[Stored items]

————————

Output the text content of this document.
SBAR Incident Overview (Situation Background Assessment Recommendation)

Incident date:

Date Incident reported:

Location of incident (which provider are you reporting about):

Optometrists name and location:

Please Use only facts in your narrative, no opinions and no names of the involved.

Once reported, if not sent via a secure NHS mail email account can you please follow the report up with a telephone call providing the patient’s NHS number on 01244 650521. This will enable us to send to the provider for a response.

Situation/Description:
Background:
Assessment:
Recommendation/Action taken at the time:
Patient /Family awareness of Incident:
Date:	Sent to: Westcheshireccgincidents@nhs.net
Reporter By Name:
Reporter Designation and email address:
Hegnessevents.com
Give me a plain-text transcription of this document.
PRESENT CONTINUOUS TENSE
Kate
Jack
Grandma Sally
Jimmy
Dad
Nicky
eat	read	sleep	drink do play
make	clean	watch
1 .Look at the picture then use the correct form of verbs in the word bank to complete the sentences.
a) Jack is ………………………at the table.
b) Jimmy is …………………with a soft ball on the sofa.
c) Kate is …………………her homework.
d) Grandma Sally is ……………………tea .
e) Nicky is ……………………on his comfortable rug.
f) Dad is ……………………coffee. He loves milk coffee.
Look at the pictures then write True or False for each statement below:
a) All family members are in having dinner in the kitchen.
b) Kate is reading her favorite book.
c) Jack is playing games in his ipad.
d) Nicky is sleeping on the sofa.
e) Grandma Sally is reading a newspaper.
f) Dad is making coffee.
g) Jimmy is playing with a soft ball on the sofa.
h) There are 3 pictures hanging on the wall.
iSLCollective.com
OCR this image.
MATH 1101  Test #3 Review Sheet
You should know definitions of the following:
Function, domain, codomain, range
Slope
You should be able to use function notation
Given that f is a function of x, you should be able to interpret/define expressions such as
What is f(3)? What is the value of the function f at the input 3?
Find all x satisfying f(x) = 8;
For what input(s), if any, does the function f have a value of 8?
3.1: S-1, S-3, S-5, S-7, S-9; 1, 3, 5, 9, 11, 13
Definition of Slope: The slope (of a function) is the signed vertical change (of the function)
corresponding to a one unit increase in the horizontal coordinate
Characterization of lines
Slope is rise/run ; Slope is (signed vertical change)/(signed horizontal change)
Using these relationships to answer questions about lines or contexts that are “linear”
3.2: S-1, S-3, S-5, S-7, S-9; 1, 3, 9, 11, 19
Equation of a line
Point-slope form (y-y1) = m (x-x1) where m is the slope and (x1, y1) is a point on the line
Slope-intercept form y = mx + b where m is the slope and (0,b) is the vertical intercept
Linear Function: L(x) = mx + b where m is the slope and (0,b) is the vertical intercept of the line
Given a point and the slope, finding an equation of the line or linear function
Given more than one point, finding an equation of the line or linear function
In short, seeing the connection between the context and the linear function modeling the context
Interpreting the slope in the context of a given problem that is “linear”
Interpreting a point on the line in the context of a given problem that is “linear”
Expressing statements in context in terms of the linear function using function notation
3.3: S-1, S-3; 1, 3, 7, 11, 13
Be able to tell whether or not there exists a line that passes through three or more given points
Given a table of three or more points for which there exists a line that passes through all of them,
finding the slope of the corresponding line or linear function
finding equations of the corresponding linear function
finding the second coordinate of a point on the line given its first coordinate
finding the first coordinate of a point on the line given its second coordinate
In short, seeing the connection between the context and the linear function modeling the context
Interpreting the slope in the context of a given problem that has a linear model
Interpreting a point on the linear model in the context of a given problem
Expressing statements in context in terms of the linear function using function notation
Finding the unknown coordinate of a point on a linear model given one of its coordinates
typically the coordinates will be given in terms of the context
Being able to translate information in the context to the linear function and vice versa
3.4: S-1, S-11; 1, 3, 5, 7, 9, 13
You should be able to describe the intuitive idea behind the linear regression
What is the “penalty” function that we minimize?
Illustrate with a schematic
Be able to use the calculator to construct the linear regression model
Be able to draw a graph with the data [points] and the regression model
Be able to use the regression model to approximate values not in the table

————————

Task details »
Repeat the entries exactly, all of them.

Task answer »
Output the text content of this document.
SBAR Incident Overview (Situation Background Assessment Recommendation)

Incident date:

Date Incident reported:

Location of incident (which provider are you reporting about):

Optometrists name and location:

Please Use only facts in your narrative, no opinions and no names of the involved.

Once reported, if not sent via a secure NHS mail email account can you please follow the report up with a telephone call providing the patient’s NHS number on 01244 650521. This will enable us to send to the provider for a response.

Situation/Description:
Background:
Assessment:
Recommendation/Action taken at the time:
Patient /Family awareness of Incident:
Date:	Sent to: Westcheshireccgincidents@nhs.net
Reporter By Name:
Reporter Designation and email address:
Hegnessevents.com
Give me a plain-text transcription of this document.
PRESENT CONTINUOUS TENSE
Kate
Jack
Grandma Sally
Jimmy
Dad
Nicky
eat	read	sleep	drink do play
make	clean	watch
1 .Look at the picture then use the correct form of verbs in the word bank to complete the sentences.
a) Jack is ………………………at the table.
b) Jimmy is …………………with a soft ball on the sofa.
c) Kate is …………………her homework.
d) Grandma Sally is ……………………tea .
e) Nicky is ……………………on his comfortable rug.
f) Dad is ……………………coffee. He loves milk coffee.
Look at the pictures then write True or False for each statement below:
a) All family members are in having dinner in the kitchen.
b) Kate is reading her favorite book.
c) Jack is playing games in his ipad.
d) Nicky is sleeping on the sofa.
e) Grandma Sally is reading a newspaper.
f) Dad is making coffee.
g) Jimmy is playing with a soft ball on the sofa.
h) There are 3 pictures hanging on the wall.
iSLCollective.com
OCR this image.
MATH 1101  Test #3 Review Sheet
You should know definitions of the following:
Function, domain, codomain, range
Slope
You should be able to use function notation
Given that f is a function of x, you should be able to interpret/define expressions such as
What is f(3)? What is the value of the function f at the input 3?
Find all x satisfying f(x) = 8;
For what input(s), if any, does the function f have a value of 8?
3.1: S-1, S-3, S-5, S-7, S-9; 1, 3, 5, 9, 11, 13
Definition of Slope: The slope (of a function) is the signed vertical change (of the function)
corresponding to a one unit increase in the horizontal coordinate
Characterization of lines
Slope is rise/run ; Slope is (signed vertical change)/(signed horizontal change)
Using these relationships to answer questions about lines or contexts that are “linear”
3.2: S-1, S-3, S-5, S-7, S-9; 1, 3, 9, 11, 19
Equation of a line
Point-slope form (y-y1) = m (x-x1) where m is the slope and (x1, y1) is a point on the line
Slope-intercept form y = mx + b where m is the slope and (0,b) is the vertical intercept
Linear Function: L(x) = mx + b where m is the slope and (0,b) is the vertical intercept of the line
Given a point and the slope, finding an equation of the line or linear function
Given more than one point, finding an equation of the line or linear function
In short, seeing the connection between the context and the linear function modeling the context
Interpreting the slope in the context of a given problem that is “linear”
Interpreting a point on the line in the context of a given problem that is “linear”
Expressing statements in context in terms of the linear function using function notation
3.3: S-1, S-3; 1, 3, 7, 11, 13
Be able to tell whether or not there exists a line that passes through three or more given points
Given a table of three or more points for which there exists a line that passes through all of them,
finding the slope of the corresponding line or linear function
finding equations of the corresponding linear function
finding the second coordinate of a point on the line given its first coordinate
finding the first coordinate of a point on the line given its second coordinate
In short, seeing the connection between the context and the linear function modeling the context
Interpreting the slope in the context of a given problem that has a linear model
Interpreting a point on the linear model in the context of a given problem
Expressing statements in context in terms of the linear function using function notation
Finding the unknown coordinate of a point on a linear model given one of its coordinates
typically the coordinates will be given in terms of the context
Being able to translate information in the context to the linear function and vice versa
3.4: S-1, S-11; 1, 3, 5, 7, 9, 13
You should be able to describe the intuitive idea behind the linear regression
What is the “penalty” function that we minimize?
Illustrate with a schematic
Be able to use the calculator to construct the linear regression model
Be able to draw a graph with the data [points] and the regression model
Be able to use the regression model to approximate values not in the table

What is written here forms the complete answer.